Una fe frágil

Foto de Mayu Guillén Villanueva 

«Mis miedos, como demonios implacables, perturbaron mi alma»

Por Mayu Guillén Villanueva 

El frío invernal del sur de Mississippi arreció esa tarde. Mi esposo y nuestros hijos mayores se fueron a la iglesia. Exhausta, me recargué en la mecedora. Elsie, nuestra bebé de siete semanas, lloraba y se removía inquieta mientras la arrullaba. Finalmente, se durmió. Yo cerré mis somnolientos ojos. 

De pronto, su llanto de dolor rompió el silencio. Mi niña bonita se retorcía de dolor entre mis brazos. La abracé con firmeza contra mi pecho y le rogué a Dios: 

—¡Padre, ayúdame!

Mi nerviosismo crecía. Llamé a mi esposo. Sin tardanza llegaron él y la pediatra. La doctora la revisó preocupada: —Parece un cuadro de meningitis. Llamaré al hospital. Llévenla de inmediato. Los veo allá.

En el hospital todo sucedió muy rápido. En cuestión de minutos, nos instalaron en la zona de pediatría. Elsie seguía llorando a gritos. Dos enfermeras entraron y con premura la trasladaron al laboratorio. La pediatra, con gravedad, nos explicó: 

—¡Lo siento! No puedo mentirles, es una infección muy severa. Tenemos que estar preparados. No sabemos qué tipo de bacteria es, ni dónde está alojada. Tomaremos muestras de sangre, médula ósea y orina para su cultivo. Tendremos que esperar veinticuatro horas.

Entre sollozos suplicamos: —¡Dios, sálvala! ¡Si es tu voluntad, sánala, Señor! Danos fe para confiar en tu voluntad perfecta y descansar en tu soberanía.

Cuando regresaron con Elsie, ya la habían canalizado para suministrarle antibióticos. Al día siguiente vino el tan temido diagnóstico: septicemia. A partir de esa noche, el insomnio, la incertidumbre, las lágrimas y la oración fueron mi constante compañía.

Cuatro días más tarde, la pediatra llegó con una sonrisa que iluminaba su rostro: —¡Buenas noticias! ¡La infección está cediendo! Se ha encapsulado en la ingle derecha. No hay indicios de secuelas en ningún órgano. ¡Esto es un milagro!

------

Extrae del relato «Una fe frágil» el pasaje que comienza en las palabras «Una fe frágil» y termina después de «mis somnolientos ojos.», sin alterar nada.

------

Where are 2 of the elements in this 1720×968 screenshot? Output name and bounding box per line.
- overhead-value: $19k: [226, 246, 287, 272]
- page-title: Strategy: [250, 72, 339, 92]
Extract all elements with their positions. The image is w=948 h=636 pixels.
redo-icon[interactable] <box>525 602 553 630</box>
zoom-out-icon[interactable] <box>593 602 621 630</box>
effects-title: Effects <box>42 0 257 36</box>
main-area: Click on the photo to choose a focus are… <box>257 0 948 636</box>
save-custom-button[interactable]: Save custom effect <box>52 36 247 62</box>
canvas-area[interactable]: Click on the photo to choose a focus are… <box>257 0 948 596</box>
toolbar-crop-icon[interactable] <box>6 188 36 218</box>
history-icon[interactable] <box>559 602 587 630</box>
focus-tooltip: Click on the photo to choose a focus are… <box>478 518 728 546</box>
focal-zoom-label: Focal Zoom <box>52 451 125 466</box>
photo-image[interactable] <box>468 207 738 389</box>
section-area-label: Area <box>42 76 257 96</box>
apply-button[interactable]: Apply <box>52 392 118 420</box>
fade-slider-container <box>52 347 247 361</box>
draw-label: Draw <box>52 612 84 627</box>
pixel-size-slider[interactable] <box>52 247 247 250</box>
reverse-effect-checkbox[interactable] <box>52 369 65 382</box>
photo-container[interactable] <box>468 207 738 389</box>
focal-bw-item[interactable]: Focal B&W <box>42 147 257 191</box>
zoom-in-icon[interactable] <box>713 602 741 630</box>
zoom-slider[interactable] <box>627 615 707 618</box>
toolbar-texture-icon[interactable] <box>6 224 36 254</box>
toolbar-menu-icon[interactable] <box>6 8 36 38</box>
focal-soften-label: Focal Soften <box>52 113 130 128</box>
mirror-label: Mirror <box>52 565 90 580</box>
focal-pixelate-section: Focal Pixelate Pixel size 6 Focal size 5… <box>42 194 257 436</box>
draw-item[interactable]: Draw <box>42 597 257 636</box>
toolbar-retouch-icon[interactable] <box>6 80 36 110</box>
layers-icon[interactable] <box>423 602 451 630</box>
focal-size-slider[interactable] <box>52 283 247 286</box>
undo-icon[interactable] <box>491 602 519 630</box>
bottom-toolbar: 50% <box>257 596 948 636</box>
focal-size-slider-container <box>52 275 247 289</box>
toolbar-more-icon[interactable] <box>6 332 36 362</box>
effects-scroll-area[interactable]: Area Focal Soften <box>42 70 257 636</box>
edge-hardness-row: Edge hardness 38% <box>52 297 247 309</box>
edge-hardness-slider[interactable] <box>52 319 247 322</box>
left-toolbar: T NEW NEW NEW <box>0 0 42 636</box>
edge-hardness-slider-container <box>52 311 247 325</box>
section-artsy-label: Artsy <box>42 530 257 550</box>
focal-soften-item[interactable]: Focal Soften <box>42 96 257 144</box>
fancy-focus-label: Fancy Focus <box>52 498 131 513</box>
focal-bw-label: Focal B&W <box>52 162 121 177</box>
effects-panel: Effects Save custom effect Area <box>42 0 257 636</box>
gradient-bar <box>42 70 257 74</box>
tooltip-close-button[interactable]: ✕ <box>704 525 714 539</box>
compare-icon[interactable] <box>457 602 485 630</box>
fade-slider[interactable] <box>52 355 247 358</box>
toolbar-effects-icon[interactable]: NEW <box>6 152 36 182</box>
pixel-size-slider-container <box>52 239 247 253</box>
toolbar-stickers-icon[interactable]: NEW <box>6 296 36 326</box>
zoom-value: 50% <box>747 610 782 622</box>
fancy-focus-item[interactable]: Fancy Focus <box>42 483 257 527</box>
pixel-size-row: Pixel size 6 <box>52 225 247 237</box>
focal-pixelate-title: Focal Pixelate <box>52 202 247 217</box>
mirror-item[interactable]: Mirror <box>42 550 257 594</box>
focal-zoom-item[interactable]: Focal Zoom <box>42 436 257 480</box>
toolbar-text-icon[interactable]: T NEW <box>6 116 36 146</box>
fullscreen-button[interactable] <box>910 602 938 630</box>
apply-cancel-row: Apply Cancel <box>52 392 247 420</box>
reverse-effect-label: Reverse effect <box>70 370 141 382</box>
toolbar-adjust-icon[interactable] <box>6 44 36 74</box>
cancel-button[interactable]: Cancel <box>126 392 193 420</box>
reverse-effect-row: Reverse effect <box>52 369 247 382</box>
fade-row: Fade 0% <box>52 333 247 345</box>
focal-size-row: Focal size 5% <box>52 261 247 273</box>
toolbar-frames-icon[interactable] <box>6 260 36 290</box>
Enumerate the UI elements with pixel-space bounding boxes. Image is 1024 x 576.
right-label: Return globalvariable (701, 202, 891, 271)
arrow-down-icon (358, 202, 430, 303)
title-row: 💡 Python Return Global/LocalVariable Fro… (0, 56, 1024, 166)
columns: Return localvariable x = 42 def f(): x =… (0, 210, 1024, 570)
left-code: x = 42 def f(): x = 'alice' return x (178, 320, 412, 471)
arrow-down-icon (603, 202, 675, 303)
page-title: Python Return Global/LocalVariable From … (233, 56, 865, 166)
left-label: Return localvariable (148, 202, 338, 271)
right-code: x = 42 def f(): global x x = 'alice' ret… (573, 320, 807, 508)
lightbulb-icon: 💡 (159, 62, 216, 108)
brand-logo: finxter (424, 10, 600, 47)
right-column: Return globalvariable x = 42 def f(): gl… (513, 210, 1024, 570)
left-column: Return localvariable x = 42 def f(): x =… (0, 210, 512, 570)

------

- [Respuesta]:
Una fe frágil

Foto de Mayu Guillén Villanueva 

«Mis miedos, como demonios implacables, perturbaron mi alma»

Por Mayu Guillén Villanueva 

El frío invernal del sur de Mississippi arreció esa tarde. Mi esposo y nuestros hijos mayores se fueron a la iglesia. Exhausta, me recargué en la mecedora. Elsie, nuestra bebé de siete semanas, lloraba y se removía inquieta mientras la arrullaba. Finalmente, se durmió. Yo cerré mis somnolientos ojos.